(Dataset records)
════════════════

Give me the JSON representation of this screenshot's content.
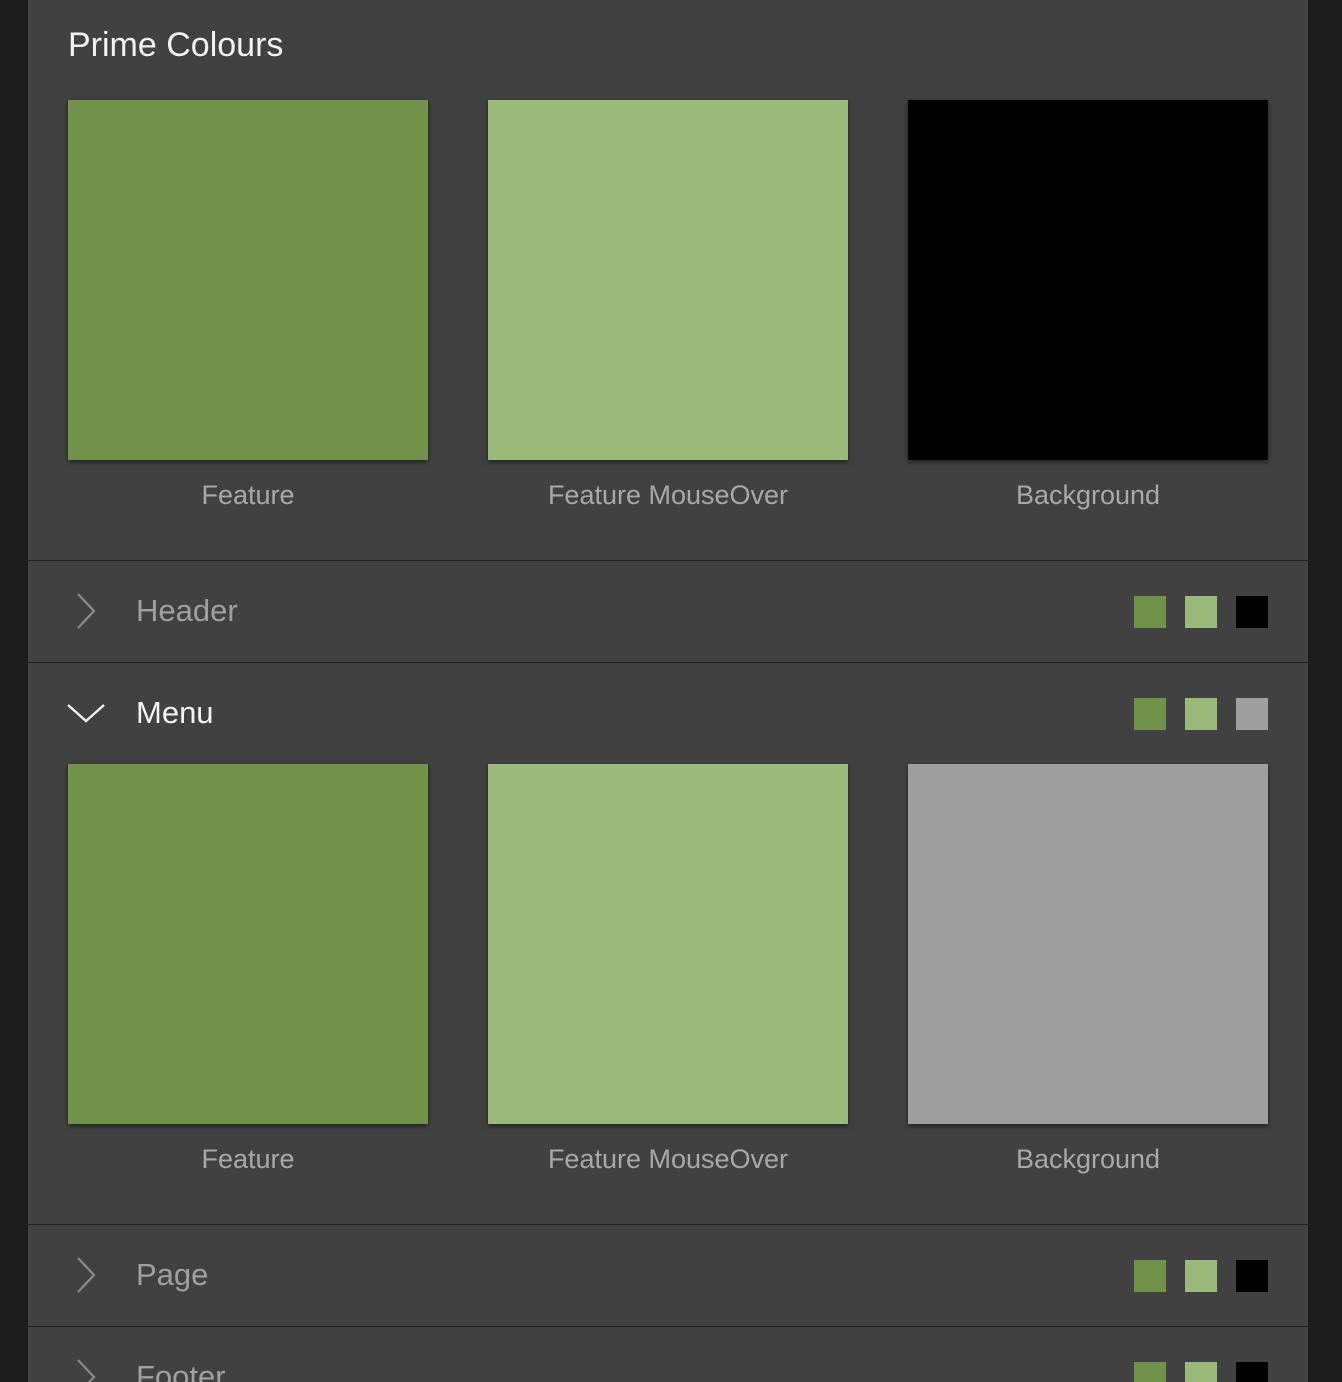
{
  "prime": {
    "title": "Prime Colours",
    "swatches": [
      {
        "label": "Feature",
        "color": "#71924b"
      },
      {
        "label": "Feature MouseOver",
        "color": "#9cb97c"
      },
      {
        "label": "Background",
        "color": "#000000"
      }
    ]
  },
  "sections": [
    {
      "label": "Header",
      "expanded": false,
      "colors": [
        "#71924b",
        "#9cb97c",
        "#000000"
      ]
    },
    {
      "label": "Menu",
      "expanded": true,
      "colors": [
        "#71924b",
        "#9cb97c",
        "#9e9e9e"
      ],
      "swatches": [
        {
          "label": "Feature",
          "color": "#71924b"
        },
        {
          "label": "Feature MouseOver",
          "color": "#9cb97c"
        },
        {
          "label": "Background",
          "color": "#9e9e9e"
        }
      ]
    },
    {
      "label": "Page",
      "expanded": false,
      "colors": [
        "#71924b",
        "#9cb97c",
        "#000000"
      ]
    },
    {
      "label": "Footer",
      "expanded": false,
      "colors": [
        "#71924b",
        "#9cb97c",
        "#000000"
      ]
    }
  ],
  "icons": {
    "collapsed": "chevron-right-icon",
    "expanded": "chevron-down-icon"
  }
}
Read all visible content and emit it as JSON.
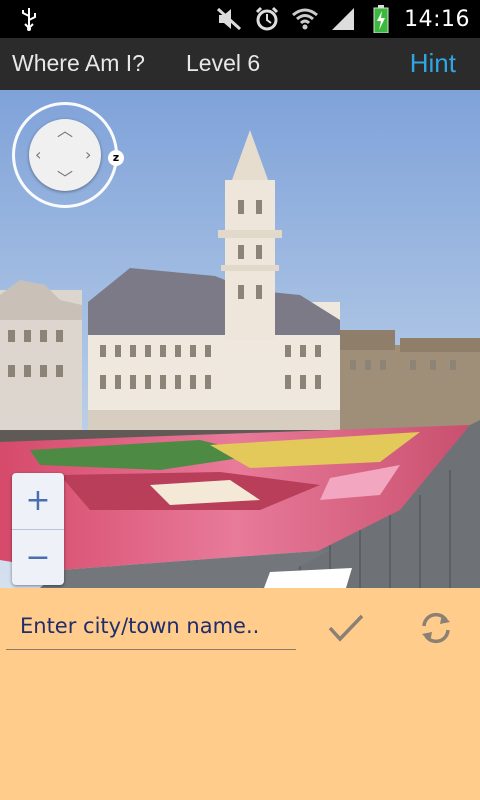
{
  "status_bar": {
    "time": "14:16",
    "icons": [
      "usb-icon",
      "mute-icon",
      "alarm-icon",
      "wifi-icon",
      "signal-icon",
      "battery-charging-icon"
    ]
  },
  "title_bar": {
    "app_title": "Where Am I?",
    "level": "Level 6",
    "hint_label": "Hint"
  },
  "street_view": {
    "controls": [
      "pan-control",
      "zoom-in",
      "zoom-out"
    ],
    "zoom_in_label": "+",
    "zoom_out_label": "−",
    "compass_label": "z"
  },
  "answer": {
    "placeholder": "Enter city/town name..",
    "value": "",
    "submit_icon": "checkmark-icon",
    "refresh_icon": "refresh-icon"
  },
  "colors": {
    "hint": "#2fa6e0",
    "panel": "#ffcc8c",
    "input_text": "#1f2d6b"
  }
}
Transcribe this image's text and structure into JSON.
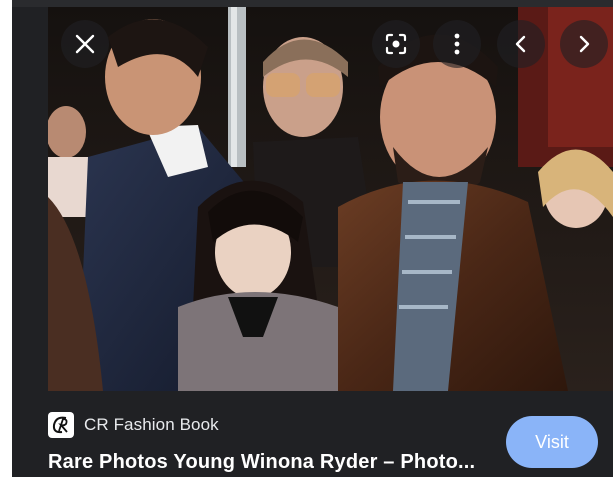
{
  "viewer": {
    "photo_alt": "Rare Photos Young Winona Ryder",
    "controls": {
      "close_icon": "close-icon",
      "lens_icon": "google-lens-icon",
      "more_icon": "more-vertical-icon",
      "prev_icon": "chevron-left-icon",
      "next_icon": "chevron-right-icon"
    }
  },
  "result": {
    "source_name": "CR Fashion Book",
    "source_logo_icon": "cr-fashion-book-logo",
    "title": "Rare Photos Young Winona Ryder – Photo...",
    "visit_label": "Visit"
  },
  "colors": {
    "panel_bg": "#202124",
    "visit_button": "#8ab4f8",
    "text_primary": "#ffffff",
    "text_secondary": "#e8eaed"
  }
}
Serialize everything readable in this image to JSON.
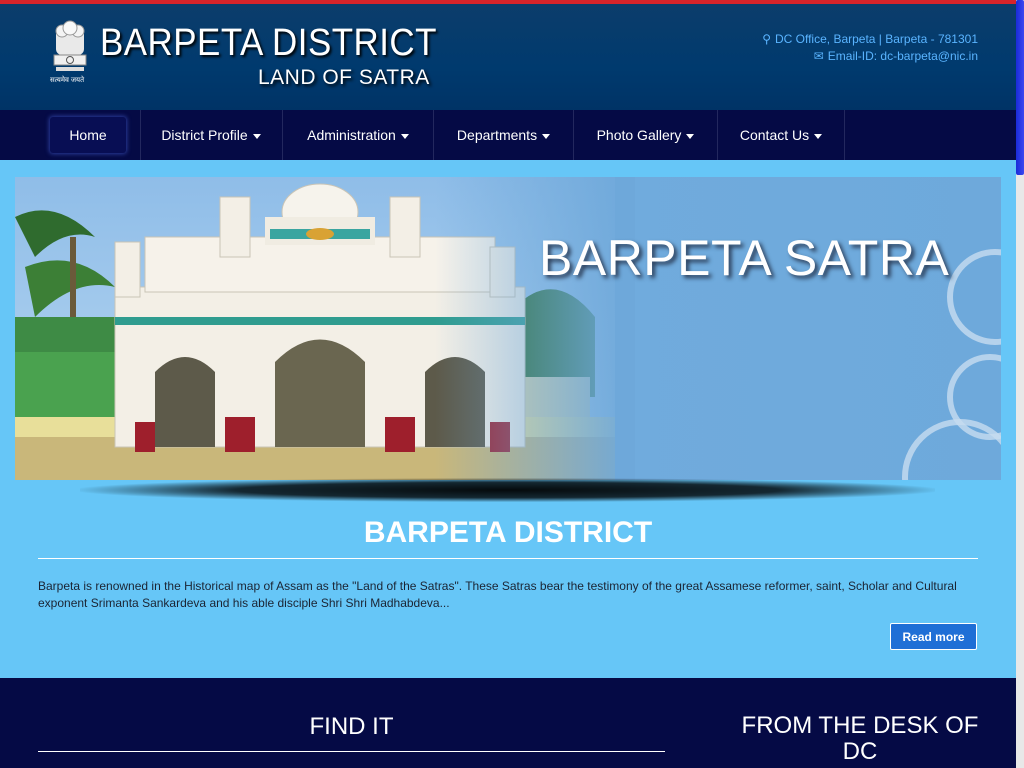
{
  "header": {
    "title": "BARPETA DISTRICT",
    "subtitle": "LAND OF SATRA",
    "emblem_motto": "सत्यमेव जयते",
    "address": "DC Office, Barpeta | Barpeta - 781301",
    "email": "Email-ID: dc-barpeta@nic.in",
    "address_icon": "map-marker-icon",
    "email_icon": "envelope-icon"
  },
  "nav": {
    "items": [
      {
        "label": "Home"
      },
      {
        "label": "District Profile"
      },
      {
        "label": "Administration"
      },
      {
        "label": "Departments"
      },
      {
        "label": "Photo Gallery"
      },
      {
        "label": "Contact Us"
      }
    ]
  },
  "banner": {
    "title": "BARPETA SATRA"
  },
  "intro": {
    "title": "BARPETA DISTRICT",
    "text": "Barpeta is renowned in the Historical map of Assam as the \"Land of the Satras\". These Satras bear the testimony of the great Assamese reformer, saint, Scholar and Cultural exponent Srimanta Sankardeva and his able disciple Shri Shri Madhabdeva...",
    "read_more": "Read more"
  },
  "bottom": {
    "find_it": "FIND IT",
    "desk_title": "FROM THE DESK OF DC"
  },
  "colors": {
    "header_bg": "#003a6e",
    "nav_bg": "#050a45",
    "body_bg": "#66c6f7",
    "accent_red": "#d8242a",
    "button_blue": "#1f6fd6"
  }
}
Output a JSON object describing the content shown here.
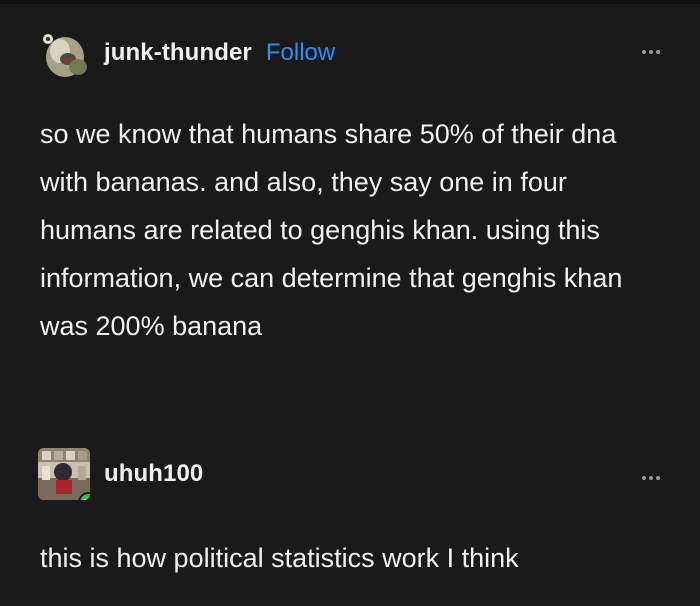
{
  "colors": {
    "background": "#1a1a1a",
    "text": "#f2f2f2",
    "follow": "#2b8ff5",
    "more_dots": "#9a9a9a",
    "reblog_badge": "#3bbf52"
  },
  "posts": [
    {
      "username": "junk-thunder",
      "follow_label": "Follow",
      "avatar_icon": "blob-creature-avatar",
      "more_icon": "more-dots-icon",
      "text": "so we know that humans share 50% of their dna with bananas. and also, they say one in four humans are related to genghis khan. using this information, we can determine that genghis khan was 200% banana"
    },
    {
      "username": "uhuh100",
      "avatar_icon": "room-avatar",
      "badge_icon": "reblog-icon",
      "more_icon": "more-dots-icon",
      "text": "this is how political statistics work I think"
    }
  ]
}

════════════════

Lines of the material that contain the word "JSON" are to be gathered.

Task result:
Give me the JSON representation of this screenshot's content.
Read all visible content and emit it as JSON.
Transcribe this image's text and structure into JSON.
Serialize everything readable in this image to JSON.
Output a JSON object describing the content shown here.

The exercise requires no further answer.